>>>

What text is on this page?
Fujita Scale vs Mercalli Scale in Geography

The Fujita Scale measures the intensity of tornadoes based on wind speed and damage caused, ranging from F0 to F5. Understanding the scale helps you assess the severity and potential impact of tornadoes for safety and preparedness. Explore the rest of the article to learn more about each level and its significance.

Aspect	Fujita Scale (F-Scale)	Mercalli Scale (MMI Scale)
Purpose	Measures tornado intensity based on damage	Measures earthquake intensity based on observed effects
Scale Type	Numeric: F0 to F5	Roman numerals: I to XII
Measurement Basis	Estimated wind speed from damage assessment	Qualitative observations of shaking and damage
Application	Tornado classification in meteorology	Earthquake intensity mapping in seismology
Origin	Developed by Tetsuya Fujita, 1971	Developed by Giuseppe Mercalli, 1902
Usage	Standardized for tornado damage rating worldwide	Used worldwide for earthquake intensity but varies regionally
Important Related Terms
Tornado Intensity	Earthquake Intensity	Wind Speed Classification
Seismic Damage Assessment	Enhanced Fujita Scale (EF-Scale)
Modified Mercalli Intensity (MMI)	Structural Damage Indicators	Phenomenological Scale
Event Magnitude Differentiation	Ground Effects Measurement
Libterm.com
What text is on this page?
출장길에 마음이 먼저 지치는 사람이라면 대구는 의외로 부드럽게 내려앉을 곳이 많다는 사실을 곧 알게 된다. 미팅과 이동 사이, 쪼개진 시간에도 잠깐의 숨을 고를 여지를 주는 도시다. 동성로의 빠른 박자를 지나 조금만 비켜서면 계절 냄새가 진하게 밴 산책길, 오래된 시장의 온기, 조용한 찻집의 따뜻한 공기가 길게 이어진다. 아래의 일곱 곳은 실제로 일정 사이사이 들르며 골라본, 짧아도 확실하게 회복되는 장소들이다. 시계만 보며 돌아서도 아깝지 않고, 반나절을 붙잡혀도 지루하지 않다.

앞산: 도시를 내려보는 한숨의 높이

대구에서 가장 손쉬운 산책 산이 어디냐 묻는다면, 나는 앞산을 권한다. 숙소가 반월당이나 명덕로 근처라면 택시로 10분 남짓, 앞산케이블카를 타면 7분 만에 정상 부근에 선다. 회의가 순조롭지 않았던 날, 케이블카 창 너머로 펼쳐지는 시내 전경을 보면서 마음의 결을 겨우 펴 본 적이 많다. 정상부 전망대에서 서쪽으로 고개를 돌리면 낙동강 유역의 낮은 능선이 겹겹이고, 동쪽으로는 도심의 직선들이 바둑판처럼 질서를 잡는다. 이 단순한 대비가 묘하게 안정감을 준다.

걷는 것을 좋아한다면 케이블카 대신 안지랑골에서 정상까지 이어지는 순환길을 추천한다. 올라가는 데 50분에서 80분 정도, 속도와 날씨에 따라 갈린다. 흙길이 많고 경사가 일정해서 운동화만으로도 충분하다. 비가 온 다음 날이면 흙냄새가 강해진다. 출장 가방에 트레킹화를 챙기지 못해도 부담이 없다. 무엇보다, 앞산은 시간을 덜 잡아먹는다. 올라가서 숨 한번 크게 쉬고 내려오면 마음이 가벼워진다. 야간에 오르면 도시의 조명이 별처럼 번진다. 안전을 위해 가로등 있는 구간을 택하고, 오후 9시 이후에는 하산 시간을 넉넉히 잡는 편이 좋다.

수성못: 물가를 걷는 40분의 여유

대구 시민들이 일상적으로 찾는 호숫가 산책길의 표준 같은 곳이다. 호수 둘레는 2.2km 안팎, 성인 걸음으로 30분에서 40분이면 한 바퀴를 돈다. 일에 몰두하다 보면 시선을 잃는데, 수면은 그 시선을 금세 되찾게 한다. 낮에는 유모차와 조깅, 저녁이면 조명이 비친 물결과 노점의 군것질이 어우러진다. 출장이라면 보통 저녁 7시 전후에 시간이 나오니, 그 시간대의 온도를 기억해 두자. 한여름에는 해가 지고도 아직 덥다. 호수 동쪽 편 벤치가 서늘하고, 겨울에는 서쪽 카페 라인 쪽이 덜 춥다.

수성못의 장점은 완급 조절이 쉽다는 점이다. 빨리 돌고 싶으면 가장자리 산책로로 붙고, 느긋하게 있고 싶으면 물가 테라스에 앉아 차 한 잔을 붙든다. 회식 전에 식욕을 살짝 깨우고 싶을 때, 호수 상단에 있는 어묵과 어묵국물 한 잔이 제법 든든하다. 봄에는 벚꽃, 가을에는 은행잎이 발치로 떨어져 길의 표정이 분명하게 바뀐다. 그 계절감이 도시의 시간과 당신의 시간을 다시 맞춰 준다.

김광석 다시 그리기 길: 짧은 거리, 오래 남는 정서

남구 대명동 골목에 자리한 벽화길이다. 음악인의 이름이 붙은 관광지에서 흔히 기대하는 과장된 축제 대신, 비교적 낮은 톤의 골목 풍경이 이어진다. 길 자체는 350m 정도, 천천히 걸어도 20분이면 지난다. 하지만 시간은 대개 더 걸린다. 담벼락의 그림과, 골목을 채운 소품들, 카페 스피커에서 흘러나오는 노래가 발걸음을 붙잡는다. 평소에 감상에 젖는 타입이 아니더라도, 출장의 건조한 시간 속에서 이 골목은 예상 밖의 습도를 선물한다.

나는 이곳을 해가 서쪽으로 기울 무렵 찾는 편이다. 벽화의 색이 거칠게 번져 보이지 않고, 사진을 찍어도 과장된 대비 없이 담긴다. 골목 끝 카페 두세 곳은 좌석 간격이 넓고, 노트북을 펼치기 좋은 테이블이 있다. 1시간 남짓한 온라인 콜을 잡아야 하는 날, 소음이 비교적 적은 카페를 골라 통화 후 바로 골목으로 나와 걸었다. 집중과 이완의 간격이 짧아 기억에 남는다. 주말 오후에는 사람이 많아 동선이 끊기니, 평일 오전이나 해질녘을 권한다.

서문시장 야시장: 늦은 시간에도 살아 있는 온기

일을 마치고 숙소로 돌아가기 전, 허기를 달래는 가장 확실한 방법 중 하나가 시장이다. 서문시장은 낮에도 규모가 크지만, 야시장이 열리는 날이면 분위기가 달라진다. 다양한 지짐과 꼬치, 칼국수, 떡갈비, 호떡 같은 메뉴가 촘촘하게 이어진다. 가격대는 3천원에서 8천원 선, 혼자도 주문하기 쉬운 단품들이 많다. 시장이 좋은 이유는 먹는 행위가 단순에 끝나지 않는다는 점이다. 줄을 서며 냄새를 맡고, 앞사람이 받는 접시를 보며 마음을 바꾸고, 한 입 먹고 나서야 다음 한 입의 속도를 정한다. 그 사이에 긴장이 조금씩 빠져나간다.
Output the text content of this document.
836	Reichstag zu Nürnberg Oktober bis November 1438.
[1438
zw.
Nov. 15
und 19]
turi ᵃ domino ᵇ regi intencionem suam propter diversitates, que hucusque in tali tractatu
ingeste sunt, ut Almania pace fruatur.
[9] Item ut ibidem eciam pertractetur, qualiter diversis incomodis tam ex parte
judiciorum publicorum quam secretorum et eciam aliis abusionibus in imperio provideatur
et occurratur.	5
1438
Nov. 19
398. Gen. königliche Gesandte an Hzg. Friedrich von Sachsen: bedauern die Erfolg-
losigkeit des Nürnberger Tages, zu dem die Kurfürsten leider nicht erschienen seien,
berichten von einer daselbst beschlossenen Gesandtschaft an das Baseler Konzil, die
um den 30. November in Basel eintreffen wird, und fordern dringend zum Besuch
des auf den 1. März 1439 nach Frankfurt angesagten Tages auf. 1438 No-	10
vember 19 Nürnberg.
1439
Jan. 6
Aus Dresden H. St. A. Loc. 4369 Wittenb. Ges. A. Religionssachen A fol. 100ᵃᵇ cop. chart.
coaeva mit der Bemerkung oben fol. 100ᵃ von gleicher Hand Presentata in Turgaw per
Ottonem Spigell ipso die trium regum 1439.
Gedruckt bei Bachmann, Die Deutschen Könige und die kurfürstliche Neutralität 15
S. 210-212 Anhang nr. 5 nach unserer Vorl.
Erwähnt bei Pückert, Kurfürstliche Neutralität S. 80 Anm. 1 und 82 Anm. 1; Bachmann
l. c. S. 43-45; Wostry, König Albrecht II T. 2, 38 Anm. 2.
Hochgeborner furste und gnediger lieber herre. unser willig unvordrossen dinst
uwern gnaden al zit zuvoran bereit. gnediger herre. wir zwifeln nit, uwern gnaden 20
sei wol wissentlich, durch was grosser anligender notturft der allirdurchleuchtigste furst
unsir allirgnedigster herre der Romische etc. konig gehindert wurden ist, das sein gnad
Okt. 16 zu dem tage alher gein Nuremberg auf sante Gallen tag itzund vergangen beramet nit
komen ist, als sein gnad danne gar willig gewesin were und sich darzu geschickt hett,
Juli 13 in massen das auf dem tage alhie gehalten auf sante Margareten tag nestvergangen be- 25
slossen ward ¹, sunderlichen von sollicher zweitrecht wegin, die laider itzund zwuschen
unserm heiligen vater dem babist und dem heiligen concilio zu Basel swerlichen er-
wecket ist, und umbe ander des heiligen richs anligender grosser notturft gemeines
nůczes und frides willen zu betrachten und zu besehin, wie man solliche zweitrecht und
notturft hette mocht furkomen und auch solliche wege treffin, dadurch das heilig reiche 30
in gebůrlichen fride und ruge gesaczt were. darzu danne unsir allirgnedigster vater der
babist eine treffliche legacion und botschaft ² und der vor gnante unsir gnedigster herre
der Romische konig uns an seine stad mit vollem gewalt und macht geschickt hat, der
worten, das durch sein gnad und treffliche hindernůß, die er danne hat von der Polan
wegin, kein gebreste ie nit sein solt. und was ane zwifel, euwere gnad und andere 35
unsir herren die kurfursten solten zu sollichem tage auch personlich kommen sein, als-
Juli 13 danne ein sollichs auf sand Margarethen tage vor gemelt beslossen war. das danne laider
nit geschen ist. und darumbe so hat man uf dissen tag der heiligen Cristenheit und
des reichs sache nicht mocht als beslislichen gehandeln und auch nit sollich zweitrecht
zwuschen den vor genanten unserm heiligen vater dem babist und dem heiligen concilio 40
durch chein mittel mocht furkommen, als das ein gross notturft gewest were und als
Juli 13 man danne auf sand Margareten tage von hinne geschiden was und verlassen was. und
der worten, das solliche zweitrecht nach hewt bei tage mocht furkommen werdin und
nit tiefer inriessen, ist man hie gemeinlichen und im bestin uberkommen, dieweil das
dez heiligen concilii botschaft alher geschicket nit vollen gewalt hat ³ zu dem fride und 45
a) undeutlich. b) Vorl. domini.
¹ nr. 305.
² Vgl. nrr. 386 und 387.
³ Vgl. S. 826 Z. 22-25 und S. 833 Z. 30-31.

<<<

• Problem requirements:
Output a single number: how many lines contain the word "November".

• Output for this exercise:
2